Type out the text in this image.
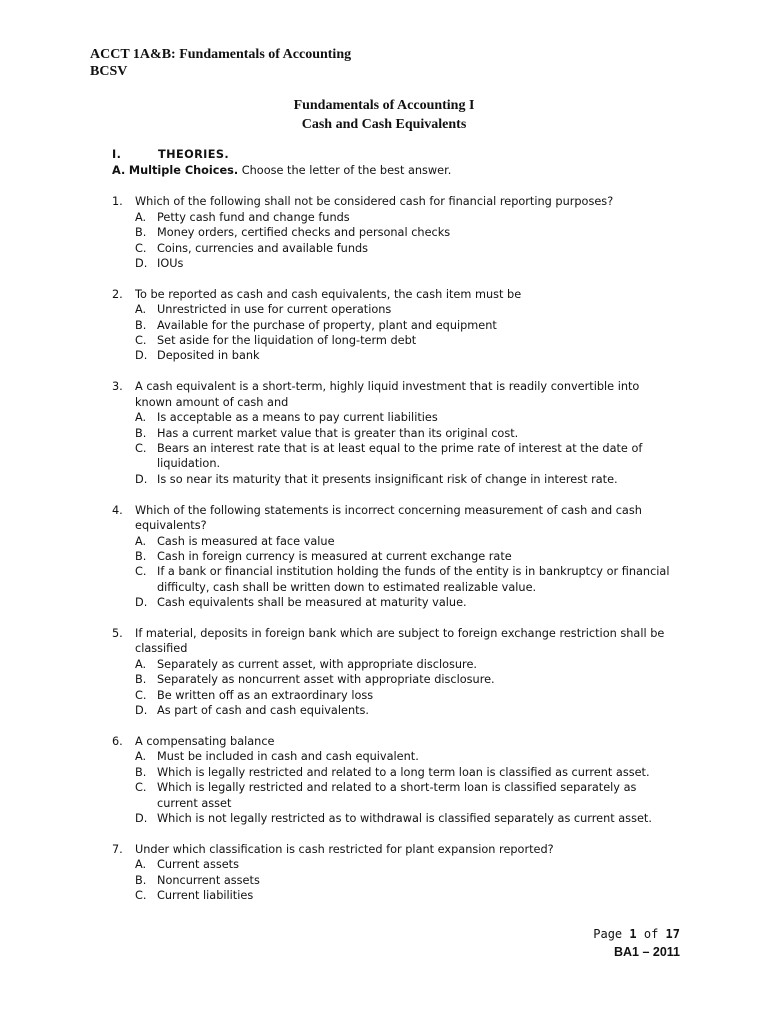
ACCT 1A&B: Fundamentals of Accounting
BCSV
Fundamentals of Accounting I
Cash and Cash Equivalents
I.	THEORIES.
A. Multiple Choices. Choose the letter of the best answer.
1.	Which of the following shall not be considered cash for financial reporting purposes?
A. Petty cash fund and change funds
B. Money orders, certified checks and personal checks
C. Coins, currencies and available funds
D. IOUs
2.	To be reported as cash and cash equivalents, the cash item must be
A. Unrestricted in use for current operations
B. Available for the purchase of property, plant and equipment
C. Set aside for the liquidation of long-term debt
D. Deposited in bank
3.	A cash equivalent is a short-term, highly liquid investment that is readily convertible into known amount of cash and
A. Is acceptable as a means to pay current liabilities
B. Has a current market value that is greater than its original cost.
C. Bears an interest rate that is at least equal to the prime rate of interest at the date of liquidation.
D. Is so near its maturity that it presents insignificant risk of change in interest rate.
4.	Which of the following statements is incorrect concerning measurement of cash and cash equivalents?
A. Cash is measured at face value
B. Cash in foreign currency is measured at current exchange rate
C. If a bank or financial institution holding the funds of the entity is in bankruptcy or financial difficulty, cash shall be written down to estimated realizable value.
D. Cash equivalents shall be measured at maturity value.
5.	If material, deposits in foreign bank which are subject to foreign exchange restriction shall be classified
A. Separately as current asset, with appropriate disclosure.
B. Separately as noncurrent asset with appropriate disclosure.
C. Be written off as an extraordinary loss
D. As part of cash and cash equivalents.
6.	A compensating balance
A. Must be included in cash and cash equivalent.
B. Which is legally restricted and related to a long term loan is classified as current asset.
C. Which is legally restricted and related to a short-term loan is classified separately as current asset
D. Which is not legally restricted as to withdrawal is classified separately as current asset.
7.	Under which classification is cash restricted for plant expansion reported?
A. Current assets
B. Noncurrent assets
C. Current liabilities
Page 1 of 17
BA1 – 2011
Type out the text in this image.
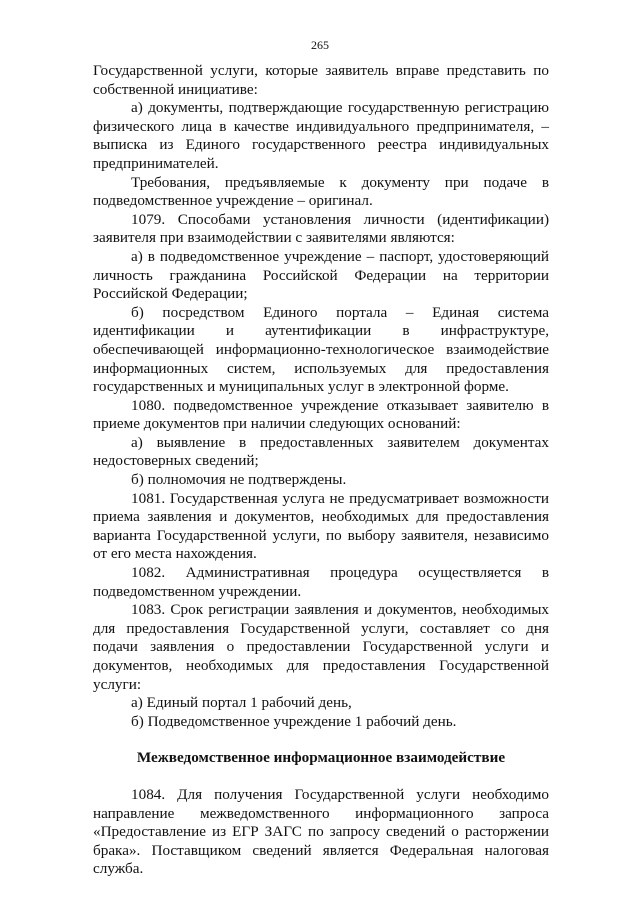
265

Государственной услуги, которые заявитель вправе представить по собственной инициативе:

а) документы, подтверждающие государственную регистрацию физического лица в качестве индивидуального предпринимателя, – выписка из Единого государственного реестра индивидуальных предпринимателей.

Требования, предъявляемые к документу при подаче в подведомственное учреждение – оригинал.

1079. Способами установления личности (идентификации) заявителя при взаимодействии с заявителями являются:

а) в подведомственное учреждение – паспорт, удостоверяющий личность гражданина Российской Федерации на территории Российской Федерации;

б) посредством Единого портала – Единая система идентификации и аутентификации в инфраструктуре, обеспечивающей информационно-технологическое взаимодействие информационных систем, используемых для предоставления государственных и муниципальных услуг в электронной форме.

1080. подведомственное учреждение отказывает заявителю в приеме документов при наличии следующих оснований:

а) выявление в предоставленных заявителем документах недостоверных сведений;

б) полномочия не подтверждены.

1081. Государственная услуга не предусматривает возможности приема заявления и документов, необходимых для предоставления варианта Государственной услуги, по выбору заявителя, независимо от его места нахождения.

1082. Административная процедура осуществляется в подведомственном учреждении.

1083. Срок регистрации заявления и документов, необходимых для предоставления Государственной услуги, составляет со дня подачи заявления о предоставлении Государственной услуги и документов, необходимых для предоставления Государственной услуги:

а) Единый портал 1 рабочий день,

б) Подведомственное учреждение 1 рабочий день.

Межведомственное информационное взаимодействие

1084. Для получения Государственной услуги необходимо направление межведомственного информационного запроса «Предоставление из ЕГР ЗАГС по запросу сведений о расторжении брака». Поставщиком сведений является Федеральная налоговая служба.
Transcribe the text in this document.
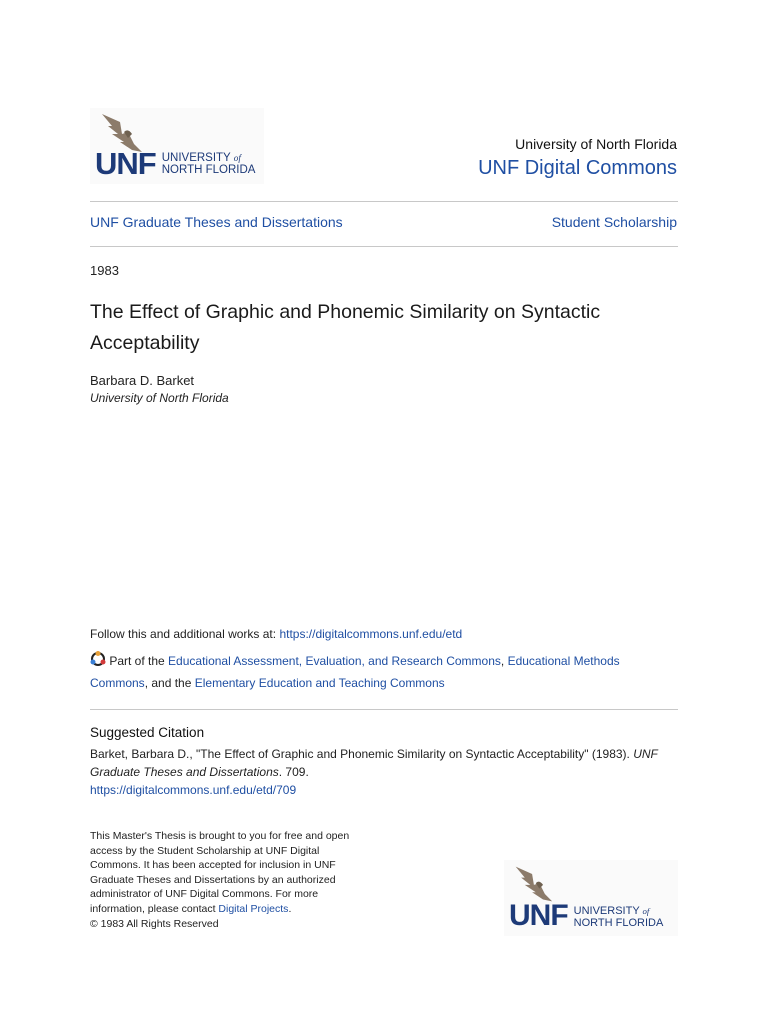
UNF UNIVERSITY of
NORTH FLORIDA
University of North Florida
UNF Digital Commons
UNF Graduate Theses and Dissertations	Student Scholarship
1983
The Effect of Graphic and Phonemic Similarity on Syntactic Acceptability
Barbara D. Barket
University of North Florida
Follow this and additional works at: https://digitalcommons.unf.edu/etd
Part of the Educational Assessment, Evaluation, and Research Commons, Educational Methods
Commons, and the Elementary Education and Teaching Commons
Suggested Citation
Barket, Barbara D., "The Effect of Graphic and Phonemic Similarity on Syntactic Acceptability" (1983). UNF
Graduate Theses and Dissertations. 709.
https://digitalcommons.unf.edu/etd/709
This Master's Thesis is brought to you for free and open
access by the Student Scholarship at UNF Digital
Commons. It has been accepted for inclusion in UNF
Graduate Theses and Dissertations by an authorized
administrator of UNF Digital Commons. For more
information, please contact Digital Projects.
© 1983 All Rights Reserved	UNF UNIVERSITY of
NORTH FLORIDA
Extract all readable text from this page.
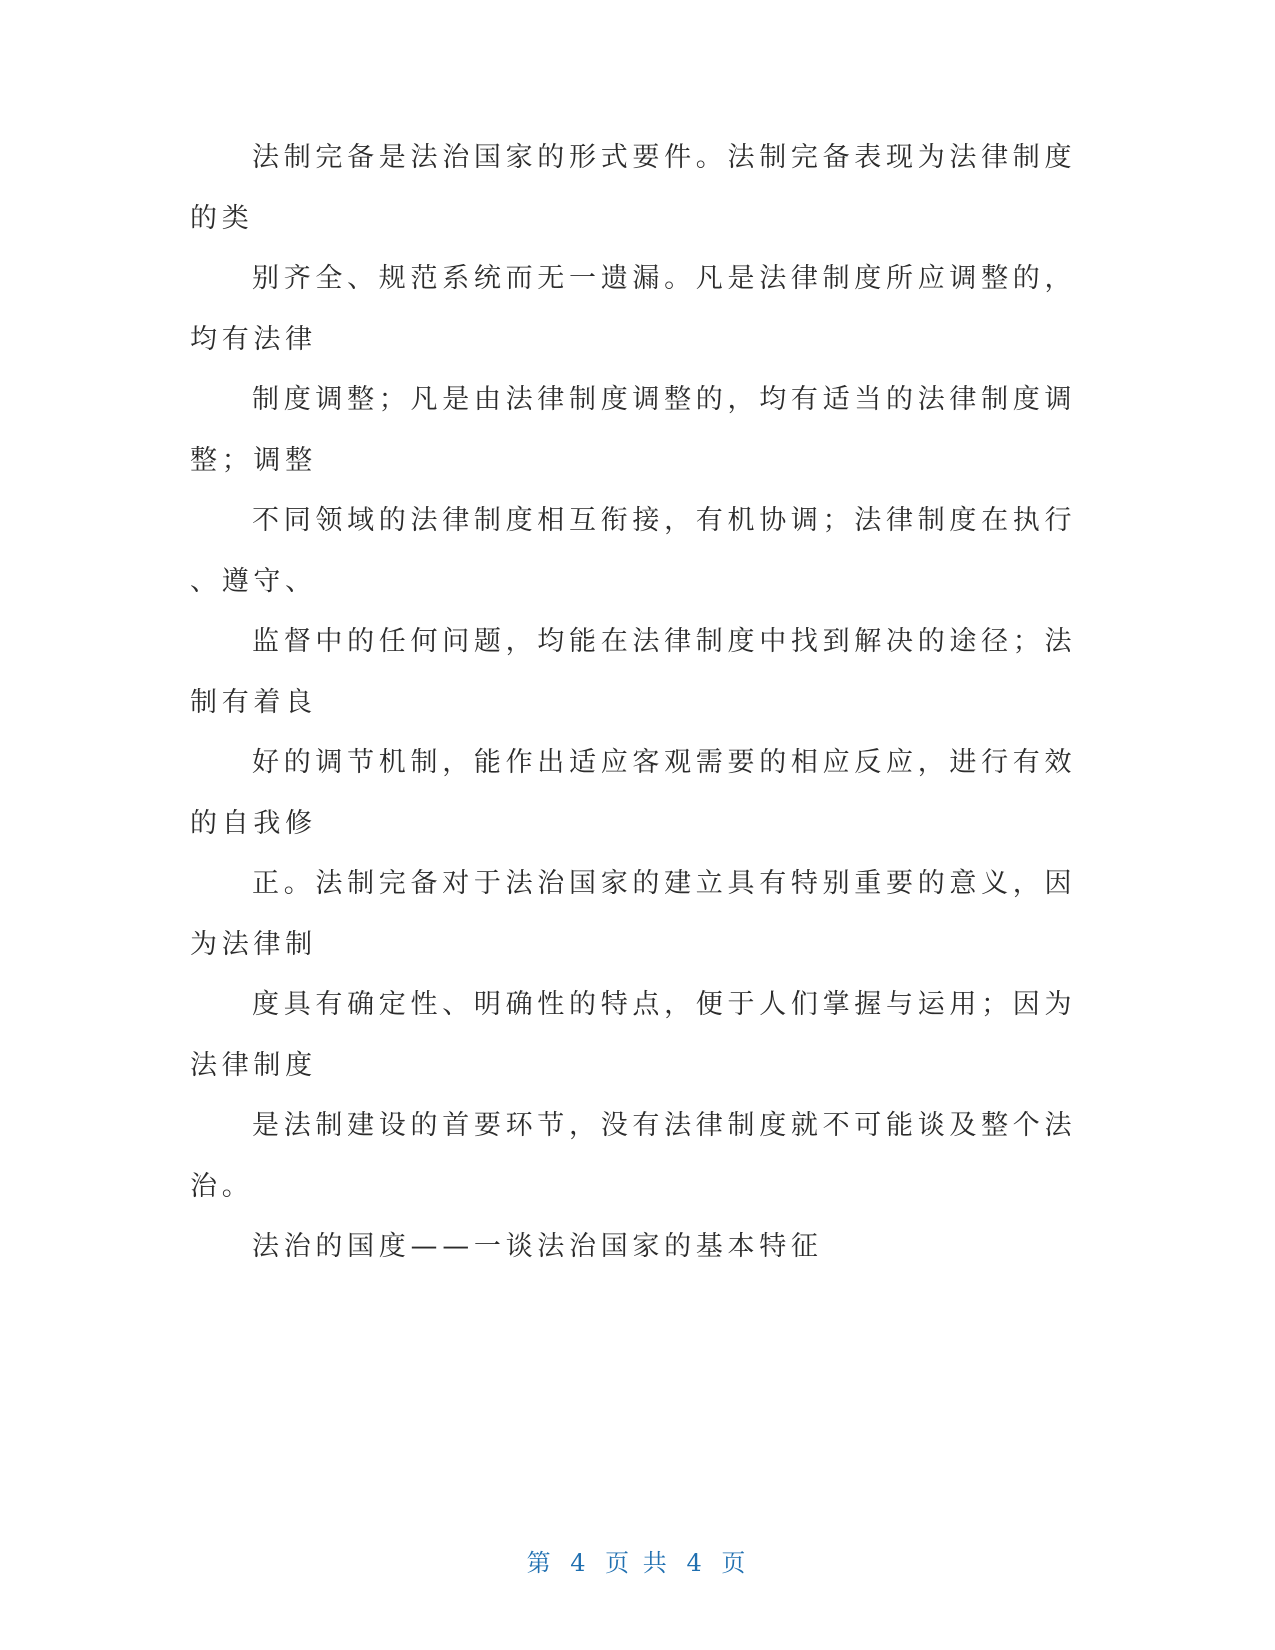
法制完备是法治国家的形式要件。法制完备表现为法律制度

的类

别齐全、规范系统而无一遗漏。凡是法律制度所应调整的，

均有法律

制度调整；凡是由法律制度调整的，均有适当的法律制度调

整；调整

不同领域的法律制度相互衔接，有机协调；法律制度在执行

、遵守、

监督中的任何问题，均能在法律制度中找到解决的途径；法

制有着良

好的调节机制，能作出适应客观需要的相应反应，进行有效

的自我修

正。法制完备对于法治国家的建立具有特别重要的意义，因

为法律制

度具有确定性、明确性的特点，便于人们掌握与运用；因为

法律制度

是法制建设的首要环节，没有法律制度就不可能谈及整个法

治。

法治的国度——一谈法治国家的基本特征

第 4 页 共 4 页
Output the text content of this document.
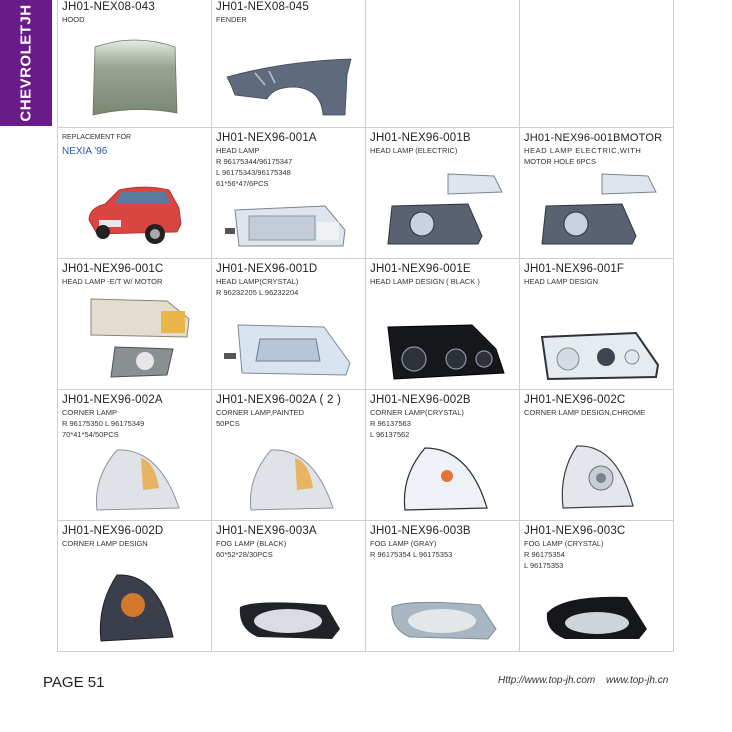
CHEVROLETJH JH01-NEX08-043
HOOD

JH01-NEX08-045
FENDER

REPLACEMENT FOR
NEXIA '96

JH01-NEX96-001A
HEAD LAMP
R 96175344/96175347
L 96175343/96175348
61*56*47/6PCS

JH01-NEX96-001B
HEAD LAMP (ELECTRIC)

JH01-NEX96-001BMOTOR
HEAD LAMP ELECTRIC,WITH
MOTOR HOLE 6PCS

JH01-NEX96-001C
HEAD LAMP -E/T W/ MOTOR

JH01-NEX96-001D
HEAD LAMP(CRYSTAL)
R 96232205 L 96232204

JH01-NEX96-001E
HEAD LAMP DESIGN ( BLACK )

JH01-NEX96-001F
HEAD LAMP DESIGN

JH01-NEX96-002A
CORNER LAMP
R 96175350 L 96175349
70*41*54/50PCS

JH01-NEX96-002A ( 2 )
CORNER LAMP,PAINTED
50PCS

JH01-NEX96-002B
CORNER LAMP(CRYSTAL)
R 96137563
L 96137562

JH01-NEX96-002C
CORNER LAMP DESIGN,CHROME

JH01-NEX96-002D
CORNER LAMP DESIGN

JH01-NEX96-003A
FOG LAMP (BLACK)
60*52*28/30PCS

JH01-NEX96-003B
FOG LAMP (GRAY)
R 96175354 L 96175353

JH01-NEX96-003C
FOG LAMP (CRYSTAL)
R 96175354
L 96175353
PAGE 51	Http://www.top-jh.com www.top-jh.cn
+-------+
Extract exactly the lines above from the line containing "Output the text content of this document." through the last one, both ends included, but not the pictures.

Output the text content of this document.
CHEVROLETJH JH01-NEX08-043
HOOD

JH01-NEX08-045
FENDER

REPLACEMENT FOR
NEXIA '96

JH01-NEX96-001A
HEAD LAMP
R 96175344/96175347
L 96175343/96175348
61*56*47/6PCS

JH01-NEX96-001B
HEAD LAMP (ELECTRIC)

JH01-NEX96-001BMOTOR
HEAD LAMP ELECTRIC,WITH
MOTOR HOLE 6PCS

JH01-NEX96-001C
HEAD LAMP -E/T W/ MOTOR

JH01-NEX96-001D
HEAD LAMP(CRYSTAL)
R 96232205 L 96232204

JH01-NEX96-001E
HEAD LAMP DESIGN ( BLACK )

JH01-NEX96-001F
HEAD LAMP DESIGN

JH01-NEX96-002A
CORNER LAMP
R 96175350 L 96175349
70*41*54/50PCS

JH01-NEX96-002A ( 2 )
CORNER LAMP,PAINTED
50PCS

JH01-NEX96-002B
CORNER LAMP(CRYSTAL)
R 96137563
L 96137562

JH01-NEX96-002C
CORNER LAMP DESIGN,CHROME

JH01-NEX96-002D
CORNER LAMP DESIGN

JH01-NEX96-003A
FOG LAMP (BLACK)
60*52*28/30PCS

JH01-NEX96-003B
FOG LAMP (GRAY)
R 96175354 L 96175353

JH01-NEX96-003C
FOG LAMP (CRYSTAL)
R 96175354
L 96175353
PAGE 51	Http://www.top-jh.com www.top-jh.cn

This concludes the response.